[Opening Record set section]

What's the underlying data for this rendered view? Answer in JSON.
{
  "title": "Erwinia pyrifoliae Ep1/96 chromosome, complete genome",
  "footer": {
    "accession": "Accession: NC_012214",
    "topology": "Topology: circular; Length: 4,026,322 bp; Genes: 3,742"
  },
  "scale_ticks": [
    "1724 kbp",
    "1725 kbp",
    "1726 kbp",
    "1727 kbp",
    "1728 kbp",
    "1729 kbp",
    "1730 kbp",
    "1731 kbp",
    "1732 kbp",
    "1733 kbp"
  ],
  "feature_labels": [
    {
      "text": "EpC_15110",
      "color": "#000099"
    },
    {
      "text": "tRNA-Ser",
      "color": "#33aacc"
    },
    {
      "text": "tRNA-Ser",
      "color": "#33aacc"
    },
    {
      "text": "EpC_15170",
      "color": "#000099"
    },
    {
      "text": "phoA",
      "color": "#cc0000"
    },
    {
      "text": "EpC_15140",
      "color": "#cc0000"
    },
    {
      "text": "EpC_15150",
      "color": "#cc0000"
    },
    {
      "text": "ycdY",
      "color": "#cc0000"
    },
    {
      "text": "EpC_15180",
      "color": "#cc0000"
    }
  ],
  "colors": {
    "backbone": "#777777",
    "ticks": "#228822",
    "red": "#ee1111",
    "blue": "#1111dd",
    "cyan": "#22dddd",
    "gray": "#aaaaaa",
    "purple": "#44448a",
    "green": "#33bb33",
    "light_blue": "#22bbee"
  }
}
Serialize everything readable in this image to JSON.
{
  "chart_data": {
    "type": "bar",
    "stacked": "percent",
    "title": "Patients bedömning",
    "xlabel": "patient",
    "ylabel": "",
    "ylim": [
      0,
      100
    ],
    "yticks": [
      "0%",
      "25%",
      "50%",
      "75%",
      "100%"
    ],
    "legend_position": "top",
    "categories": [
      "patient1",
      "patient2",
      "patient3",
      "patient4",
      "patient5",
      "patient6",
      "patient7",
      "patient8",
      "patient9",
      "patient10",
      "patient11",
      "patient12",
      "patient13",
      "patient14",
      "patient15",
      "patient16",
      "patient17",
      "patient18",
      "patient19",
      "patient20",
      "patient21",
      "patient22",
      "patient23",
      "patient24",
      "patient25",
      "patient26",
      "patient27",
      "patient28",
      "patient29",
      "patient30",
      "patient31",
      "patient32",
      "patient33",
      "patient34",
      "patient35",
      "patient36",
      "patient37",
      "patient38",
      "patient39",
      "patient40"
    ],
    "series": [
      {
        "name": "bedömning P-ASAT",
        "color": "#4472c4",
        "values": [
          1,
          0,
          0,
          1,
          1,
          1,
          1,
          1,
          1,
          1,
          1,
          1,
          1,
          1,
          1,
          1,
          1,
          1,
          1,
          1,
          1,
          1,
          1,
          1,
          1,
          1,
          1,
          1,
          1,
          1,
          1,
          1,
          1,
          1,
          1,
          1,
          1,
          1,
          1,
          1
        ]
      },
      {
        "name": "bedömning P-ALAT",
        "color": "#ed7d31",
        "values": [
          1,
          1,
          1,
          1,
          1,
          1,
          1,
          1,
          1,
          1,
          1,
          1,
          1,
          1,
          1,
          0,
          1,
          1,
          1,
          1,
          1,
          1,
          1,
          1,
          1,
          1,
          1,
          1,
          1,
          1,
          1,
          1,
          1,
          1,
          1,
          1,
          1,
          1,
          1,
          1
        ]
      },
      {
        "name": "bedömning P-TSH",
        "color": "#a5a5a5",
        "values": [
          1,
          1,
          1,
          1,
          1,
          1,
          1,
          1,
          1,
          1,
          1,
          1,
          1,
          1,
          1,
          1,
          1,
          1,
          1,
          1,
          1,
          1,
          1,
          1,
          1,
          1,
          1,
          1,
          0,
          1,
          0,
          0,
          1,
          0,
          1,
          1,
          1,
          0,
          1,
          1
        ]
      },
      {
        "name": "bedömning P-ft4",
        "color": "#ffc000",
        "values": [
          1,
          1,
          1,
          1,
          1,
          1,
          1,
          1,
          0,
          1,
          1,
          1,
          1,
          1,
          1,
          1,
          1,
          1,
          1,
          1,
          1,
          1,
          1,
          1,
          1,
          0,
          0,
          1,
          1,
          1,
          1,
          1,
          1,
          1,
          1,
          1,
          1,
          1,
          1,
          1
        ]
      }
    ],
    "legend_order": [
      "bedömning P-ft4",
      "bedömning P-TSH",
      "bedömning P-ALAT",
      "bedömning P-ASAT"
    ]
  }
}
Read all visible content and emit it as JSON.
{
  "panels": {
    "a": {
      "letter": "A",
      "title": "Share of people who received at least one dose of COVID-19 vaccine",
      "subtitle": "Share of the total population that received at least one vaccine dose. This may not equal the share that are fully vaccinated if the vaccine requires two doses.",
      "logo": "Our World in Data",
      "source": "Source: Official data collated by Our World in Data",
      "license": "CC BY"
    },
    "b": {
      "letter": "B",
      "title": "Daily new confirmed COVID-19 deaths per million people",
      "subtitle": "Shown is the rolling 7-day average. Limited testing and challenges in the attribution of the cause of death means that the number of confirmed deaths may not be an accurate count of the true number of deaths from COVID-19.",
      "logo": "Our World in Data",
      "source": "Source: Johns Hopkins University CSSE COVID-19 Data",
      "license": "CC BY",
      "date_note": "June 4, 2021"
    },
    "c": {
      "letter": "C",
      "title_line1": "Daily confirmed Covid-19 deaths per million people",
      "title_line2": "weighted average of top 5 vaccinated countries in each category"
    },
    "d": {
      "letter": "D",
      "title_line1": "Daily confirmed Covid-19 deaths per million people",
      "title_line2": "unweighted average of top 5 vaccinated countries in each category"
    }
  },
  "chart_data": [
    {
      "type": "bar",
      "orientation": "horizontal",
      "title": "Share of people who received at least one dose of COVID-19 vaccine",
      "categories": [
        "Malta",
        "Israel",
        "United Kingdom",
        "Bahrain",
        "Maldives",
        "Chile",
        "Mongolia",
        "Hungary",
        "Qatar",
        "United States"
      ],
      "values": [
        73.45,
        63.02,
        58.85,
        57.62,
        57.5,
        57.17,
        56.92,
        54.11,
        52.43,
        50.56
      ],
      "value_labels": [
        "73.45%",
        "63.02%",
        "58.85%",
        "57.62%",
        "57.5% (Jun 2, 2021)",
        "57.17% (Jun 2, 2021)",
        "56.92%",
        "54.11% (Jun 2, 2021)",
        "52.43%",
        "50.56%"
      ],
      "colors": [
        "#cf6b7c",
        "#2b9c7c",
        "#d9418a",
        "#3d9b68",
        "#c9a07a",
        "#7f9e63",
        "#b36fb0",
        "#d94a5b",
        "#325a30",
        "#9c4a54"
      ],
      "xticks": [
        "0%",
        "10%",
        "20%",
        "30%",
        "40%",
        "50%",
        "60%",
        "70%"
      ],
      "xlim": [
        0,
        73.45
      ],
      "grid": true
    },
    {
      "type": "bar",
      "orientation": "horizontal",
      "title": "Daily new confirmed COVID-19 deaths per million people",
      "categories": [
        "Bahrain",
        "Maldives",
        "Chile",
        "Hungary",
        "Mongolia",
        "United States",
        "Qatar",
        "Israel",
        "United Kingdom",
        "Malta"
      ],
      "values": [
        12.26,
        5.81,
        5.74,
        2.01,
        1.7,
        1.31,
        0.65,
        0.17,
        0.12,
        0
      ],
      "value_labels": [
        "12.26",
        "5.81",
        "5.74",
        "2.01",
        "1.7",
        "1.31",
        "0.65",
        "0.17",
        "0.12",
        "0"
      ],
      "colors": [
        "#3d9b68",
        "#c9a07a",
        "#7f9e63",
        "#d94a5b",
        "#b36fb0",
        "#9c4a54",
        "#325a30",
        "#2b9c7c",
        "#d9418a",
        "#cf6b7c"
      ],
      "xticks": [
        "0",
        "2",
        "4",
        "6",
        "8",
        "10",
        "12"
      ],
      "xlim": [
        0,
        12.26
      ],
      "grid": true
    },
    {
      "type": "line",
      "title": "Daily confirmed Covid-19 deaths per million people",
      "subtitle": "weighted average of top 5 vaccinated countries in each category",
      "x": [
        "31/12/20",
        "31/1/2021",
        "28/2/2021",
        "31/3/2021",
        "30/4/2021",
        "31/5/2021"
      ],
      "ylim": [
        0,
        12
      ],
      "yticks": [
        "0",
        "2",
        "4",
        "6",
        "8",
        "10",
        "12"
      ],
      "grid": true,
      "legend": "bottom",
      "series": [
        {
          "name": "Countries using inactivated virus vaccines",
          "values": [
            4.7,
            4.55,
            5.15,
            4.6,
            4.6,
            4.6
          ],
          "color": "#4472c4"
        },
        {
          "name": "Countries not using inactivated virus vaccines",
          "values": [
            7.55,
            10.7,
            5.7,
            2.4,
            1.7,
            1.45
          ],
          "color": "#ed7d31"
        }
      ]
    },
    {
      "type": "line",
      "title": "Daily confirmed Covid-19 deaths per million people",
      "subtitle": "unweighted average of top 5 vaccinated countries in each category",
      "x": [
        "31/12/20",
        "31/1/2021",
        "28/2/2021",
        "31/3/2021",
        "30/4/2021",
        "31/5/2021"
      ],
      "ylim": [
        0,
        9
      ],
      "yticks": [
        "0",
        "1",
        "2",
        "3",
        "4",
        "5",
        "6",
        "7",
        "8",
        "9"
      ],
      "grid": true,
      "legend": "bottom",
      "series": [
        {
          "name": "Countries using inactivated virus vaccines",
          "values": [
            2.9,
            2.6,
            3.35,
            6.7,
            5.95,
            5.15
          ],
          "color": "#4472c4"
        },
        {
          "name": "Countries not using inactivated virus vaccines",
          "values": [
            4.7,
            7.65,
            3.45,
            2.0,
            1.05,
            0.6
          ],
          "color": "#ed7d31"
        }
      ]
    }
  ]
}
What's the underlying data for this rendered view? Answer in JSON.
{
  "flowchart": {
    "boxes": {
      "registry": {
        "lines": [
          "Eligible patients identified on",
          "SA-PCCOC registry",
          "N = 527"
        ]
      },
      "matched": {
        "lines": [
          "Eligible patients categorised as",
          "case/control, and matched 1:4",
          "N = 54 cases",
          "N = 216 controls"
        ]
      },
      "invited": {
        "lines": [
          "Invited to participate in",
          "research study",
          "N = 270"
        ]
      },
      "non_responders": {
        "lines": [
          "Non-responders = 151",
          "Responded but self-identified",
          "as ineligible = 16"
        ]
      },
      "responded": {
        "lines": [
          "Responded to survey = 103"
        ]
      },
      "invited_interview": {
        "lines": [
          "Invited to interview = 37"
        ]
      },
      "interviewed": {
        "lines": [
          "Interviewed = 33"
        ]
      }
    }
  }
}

[Closing Record set section]

**Task prompt**
Looking at the records above, which lines contain "matched"? Copy those lines.

**Answer for this exercise**
      "matched": {
          "case/control, and matched 1:4",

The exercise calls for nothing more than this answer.